=== Data in this exercise ===

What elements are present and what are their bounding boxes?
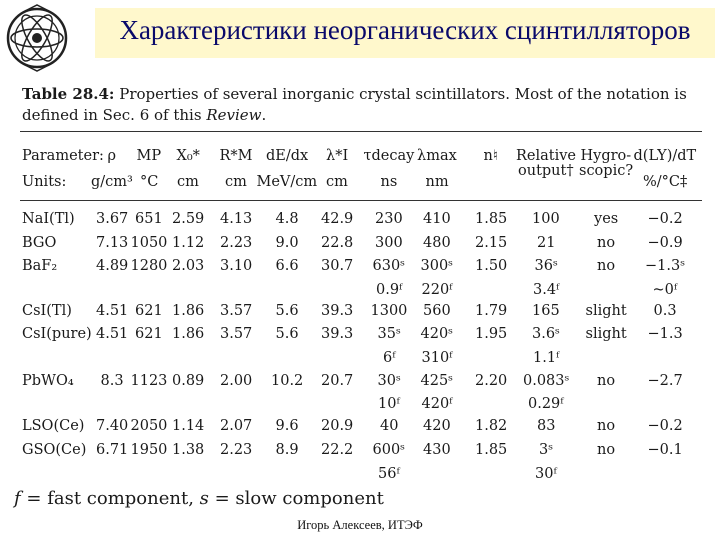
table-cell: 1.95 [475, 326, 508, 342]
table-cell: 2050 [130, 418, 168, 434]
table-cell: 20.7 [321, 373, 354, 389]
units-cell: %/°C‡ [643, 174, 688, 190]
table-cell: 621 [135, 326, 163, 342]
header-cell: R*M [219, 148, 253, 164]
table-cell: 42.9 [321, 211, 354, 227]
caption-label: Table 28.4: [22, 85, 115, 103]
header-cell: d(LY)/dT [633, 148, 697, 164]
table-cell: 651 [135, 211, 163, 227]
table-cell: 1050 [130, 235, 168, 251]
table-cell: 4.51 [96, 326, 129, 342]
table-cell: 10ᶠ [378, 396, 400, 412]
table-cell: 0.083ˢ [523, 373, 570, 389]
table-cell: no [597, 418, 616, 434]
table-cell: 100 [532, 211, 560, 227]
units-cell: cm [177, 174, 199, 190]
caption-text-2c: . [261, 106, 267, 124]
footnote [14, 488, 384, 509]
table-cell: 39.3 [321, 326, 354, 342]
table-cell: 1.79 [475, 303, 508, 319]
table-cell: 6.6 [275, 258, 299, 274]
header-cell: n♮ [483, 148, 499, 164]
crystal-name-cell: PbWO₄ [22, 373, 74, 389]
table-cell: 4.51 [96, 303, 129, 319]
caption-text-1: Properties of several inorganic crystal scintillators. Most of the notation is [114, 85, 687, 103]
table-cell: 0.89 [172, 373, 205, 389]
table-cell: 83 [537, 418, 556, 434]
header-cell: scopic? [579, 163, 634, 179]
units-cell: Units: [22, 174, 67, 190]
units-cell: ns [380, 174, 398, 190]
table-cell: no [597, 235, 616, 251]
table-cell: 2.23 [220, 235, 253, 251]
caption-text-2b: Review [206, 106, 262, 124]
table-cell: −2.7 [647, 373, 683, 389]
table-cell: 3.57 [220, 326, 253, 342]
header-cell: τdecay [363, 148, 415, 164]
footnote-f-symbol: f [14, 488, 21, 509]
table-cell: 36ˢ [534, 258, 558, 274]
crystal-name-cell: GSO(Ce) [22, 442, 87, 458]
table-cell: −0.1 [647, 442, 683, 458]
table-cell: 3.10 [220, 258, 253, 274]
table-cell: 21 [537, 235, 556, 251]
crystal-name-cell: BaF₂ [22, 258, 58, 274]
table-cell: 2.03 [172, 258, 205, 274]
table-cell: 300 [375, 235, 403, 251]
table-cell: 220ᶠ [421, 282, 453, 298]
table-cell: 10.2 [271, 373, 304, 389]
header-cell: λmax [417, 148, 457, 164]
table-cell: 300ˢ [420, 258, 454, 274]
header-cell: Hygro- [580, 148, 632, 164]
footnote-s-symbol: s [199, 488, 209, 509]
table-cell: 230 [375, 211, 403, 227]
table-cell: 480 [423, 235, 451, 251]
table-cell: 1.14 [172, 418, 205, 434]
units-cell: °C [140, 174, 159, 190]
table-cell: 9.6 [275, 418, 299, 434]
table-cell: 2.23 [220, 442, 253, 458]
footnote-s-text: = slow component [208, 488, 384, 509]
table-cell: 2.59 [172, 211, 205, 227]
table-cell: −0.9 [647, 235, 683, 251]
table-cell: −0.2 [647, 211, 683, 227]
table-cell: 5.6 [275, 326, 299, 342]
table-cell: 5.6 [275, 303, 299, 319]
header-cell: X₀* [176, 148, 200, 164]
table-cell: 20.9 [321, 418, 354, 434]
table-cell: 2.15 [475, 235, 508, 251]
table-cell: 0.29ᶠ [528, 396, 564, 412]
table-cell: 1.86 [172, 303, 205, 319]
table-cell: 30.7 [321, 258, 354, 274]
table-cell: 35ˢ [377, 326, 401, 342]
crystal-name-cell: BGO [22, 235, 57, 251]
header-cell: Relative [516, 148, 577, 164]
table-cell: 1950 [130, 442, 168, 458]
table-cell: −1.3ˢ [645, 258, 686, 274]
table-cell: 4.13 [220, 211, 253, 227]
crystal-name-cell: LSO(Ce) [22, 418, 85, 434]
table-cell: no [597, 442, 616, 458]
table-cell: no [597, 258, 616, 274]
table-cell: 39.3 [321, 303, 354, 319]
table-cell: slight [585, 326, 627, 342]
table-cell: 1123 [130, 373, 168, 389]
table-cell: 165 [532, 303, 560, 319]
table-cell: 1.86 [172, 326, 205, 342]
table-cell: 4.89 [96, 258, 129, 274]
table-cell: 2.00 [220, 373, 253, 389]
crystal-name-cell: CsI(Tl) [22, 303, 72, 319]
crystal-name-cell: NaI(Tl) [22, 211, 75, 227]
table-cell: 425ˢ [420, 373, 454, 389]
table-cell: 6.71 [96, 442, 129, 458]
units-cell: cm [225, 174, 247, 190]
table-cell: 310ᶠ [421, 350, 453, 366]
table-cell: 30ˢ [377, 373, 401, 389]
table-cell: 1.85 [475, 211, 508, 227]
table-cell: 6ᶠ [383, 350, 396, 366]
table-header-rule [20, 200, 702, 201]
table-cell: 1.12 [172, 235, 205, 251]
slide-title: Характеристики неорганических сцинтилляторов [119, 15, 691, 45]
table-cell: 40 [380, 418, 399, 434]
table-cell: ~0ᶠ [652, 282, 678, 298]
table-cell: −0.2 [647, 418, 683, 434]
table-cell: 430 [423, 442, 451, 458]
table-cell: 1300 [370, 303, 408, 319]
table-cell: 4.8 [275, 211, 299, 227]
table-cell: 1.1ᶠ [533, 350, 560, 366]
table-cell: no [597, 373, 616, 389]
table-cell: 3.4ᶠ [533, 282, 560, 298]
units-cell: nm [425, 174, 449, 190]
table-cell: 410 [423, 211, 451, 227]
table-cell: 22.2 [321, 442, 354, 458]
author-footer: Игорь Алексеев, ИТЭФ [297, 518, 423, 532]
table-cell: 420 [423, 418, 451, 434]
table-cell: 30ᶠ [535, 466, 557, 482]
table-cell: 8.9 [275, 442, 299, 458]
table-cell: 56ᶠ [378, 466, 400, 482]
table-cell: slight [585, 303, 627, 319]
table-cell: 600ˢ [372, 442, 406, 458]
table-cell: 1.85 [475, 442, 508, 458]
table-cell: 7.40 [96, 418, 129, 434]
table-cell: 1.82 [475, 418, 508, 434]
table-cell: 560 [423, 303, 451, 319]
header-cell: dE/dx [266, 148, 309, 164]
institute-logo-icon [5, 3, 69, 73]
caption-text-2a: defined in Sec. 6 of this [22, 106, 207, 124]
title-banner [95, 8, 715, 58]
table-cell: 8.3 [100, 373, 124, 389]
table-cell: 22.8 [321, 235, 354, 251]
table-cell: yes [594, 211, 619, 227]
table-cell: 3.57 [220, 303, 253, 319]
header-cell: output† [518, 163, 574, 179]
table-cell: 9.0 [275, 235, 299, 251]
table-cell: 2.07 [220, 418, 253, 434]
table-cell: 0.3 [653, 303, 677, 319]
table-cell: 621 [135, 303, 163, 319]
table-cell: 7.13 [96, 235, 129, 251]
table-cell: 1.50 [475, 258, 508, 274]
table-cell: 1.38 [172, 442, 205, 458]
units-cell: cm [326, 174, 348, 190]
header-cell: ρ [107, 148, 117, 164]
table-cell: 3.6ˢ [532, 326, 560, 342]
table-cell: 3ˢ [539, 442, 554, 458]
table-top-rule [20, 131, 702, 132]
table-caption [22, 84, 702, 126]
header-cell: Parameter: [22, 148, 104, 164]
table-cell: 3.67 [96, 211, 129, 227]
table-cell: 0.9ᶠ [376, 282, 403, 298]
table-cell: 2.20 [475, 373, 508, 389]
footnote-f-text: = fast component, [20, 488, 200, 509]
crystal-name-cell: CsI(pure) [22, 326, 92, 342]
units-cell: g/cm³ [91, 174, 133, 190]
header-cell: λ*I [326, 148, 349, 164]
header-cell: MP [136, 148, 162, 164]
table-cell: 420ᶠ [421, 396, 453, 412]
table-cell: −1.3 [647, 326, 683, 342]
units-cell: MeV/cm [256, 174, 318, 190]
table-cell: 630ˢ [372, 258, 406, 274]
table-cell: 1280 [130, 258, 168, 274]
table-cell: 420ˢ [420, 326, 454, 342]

===
=== Data in this exercise ===

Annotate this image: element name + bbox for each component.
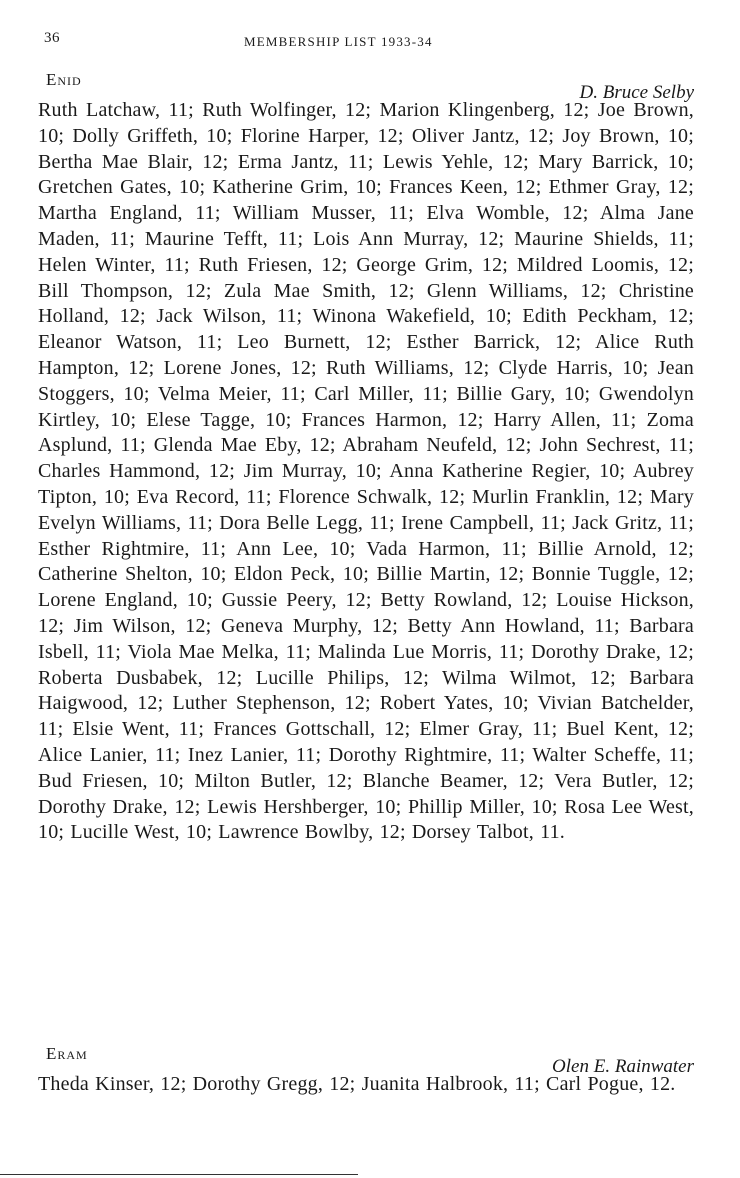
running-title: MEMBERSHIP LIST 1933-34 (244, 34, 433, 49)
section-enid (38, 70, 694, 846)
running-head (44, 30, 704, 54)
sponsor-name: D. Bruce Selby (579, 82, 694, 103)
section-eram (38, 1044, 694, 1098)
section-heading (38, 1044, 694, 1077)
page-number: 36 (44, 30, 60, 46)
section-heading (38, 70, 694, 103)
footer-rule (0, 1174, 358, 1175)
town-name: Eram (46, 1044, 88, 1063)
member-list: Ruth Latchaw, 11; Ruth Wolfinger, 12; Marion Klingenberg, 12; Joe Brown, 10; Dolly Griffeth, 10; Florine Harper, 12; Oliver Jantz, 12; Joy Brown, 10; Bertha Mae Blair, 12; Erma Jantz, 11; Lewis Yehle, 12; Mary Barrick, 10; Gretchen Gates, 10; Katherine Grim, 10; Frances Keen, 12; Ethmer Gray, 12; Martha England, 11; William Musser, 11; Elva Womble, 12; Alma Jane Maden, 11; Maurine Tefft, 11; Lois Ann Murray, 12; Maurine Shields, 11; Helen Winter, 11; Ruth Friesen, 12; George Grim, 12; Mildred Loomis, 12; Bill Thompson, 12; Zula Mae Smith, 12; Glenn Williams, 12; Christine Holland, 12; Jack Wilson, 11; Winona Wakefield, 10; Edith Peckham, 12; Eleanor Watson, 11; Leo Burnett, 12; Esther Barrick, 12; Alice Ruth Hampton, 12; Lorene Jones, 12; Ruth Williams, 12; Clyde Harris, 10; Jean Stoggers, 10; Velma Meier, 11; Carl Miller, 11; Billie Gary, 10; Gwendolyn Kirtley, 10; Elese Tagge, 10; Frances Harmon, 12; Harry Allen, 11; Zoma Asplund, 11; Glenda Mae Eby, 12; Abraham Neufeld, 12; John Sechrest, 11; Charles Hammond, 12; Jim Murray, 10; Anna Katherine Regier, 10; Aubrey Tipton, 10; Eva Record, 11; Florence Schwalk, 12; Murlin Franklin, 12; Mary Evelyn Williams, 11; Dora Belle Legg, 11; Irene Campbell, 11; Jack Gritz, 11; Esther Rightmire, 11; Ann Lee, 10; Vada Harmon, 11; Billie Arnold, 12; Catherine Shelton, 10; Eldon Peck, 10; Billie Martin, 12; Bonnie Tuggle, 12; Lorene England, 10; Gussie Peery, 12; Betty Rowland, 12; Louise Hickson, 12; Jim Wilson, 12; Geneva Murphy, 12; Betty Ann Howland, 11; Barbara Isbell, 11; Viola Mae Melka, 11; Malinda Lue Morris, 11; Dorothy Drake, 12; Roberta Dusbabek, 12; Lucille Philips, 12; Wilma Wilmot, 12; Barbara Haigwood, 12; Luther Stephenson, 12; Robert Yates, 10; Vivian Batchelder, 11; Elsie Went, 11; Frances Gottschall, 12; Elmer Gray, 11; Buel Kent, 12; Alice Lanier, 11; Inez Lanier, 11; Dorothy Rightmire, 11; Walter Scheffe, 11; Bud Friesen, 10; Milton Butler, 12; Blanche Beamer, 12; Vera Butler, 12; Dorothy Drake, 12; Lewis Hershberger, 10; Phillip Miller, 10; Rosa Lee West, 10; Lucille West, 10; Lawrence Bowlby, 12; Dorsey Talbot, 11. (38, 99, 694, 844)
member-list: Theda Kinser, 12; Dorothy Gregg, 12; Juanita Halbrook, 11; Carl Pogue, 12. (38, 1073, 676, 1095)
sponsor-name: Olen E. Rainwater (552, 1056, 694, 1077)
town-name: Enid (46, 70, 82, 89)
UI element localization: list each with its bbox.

===

■ **Work required**
Rewrite the records from the line containing "running-title: MEMBERSHIP LIST" down through the line containing "town-name: Eram (46, 1044, 88, 1063)", replacing "section-heading" with "section-header" and leaving everything else the same.

■ **Task answer**
running-title: MEMBERSHIP LIST 1933-34 (244, 34, 433, 49)
section-enid (38, 70, 694, 846)
running-head (44, 30, 704, 54)
sponsor-name: D. Bruce Selby (579, 82, 694, 103)
section-eram (38, 1044, 694, 1098)
section-header (38, 1044, 694, 1077)
page-number: 36 (44, 30, 60, 46)
section-header (38, 70, 694, 103)
footer-rule (0, 1174, 358, 1175)
town-name: Eram (46, 1044, 88, 1063)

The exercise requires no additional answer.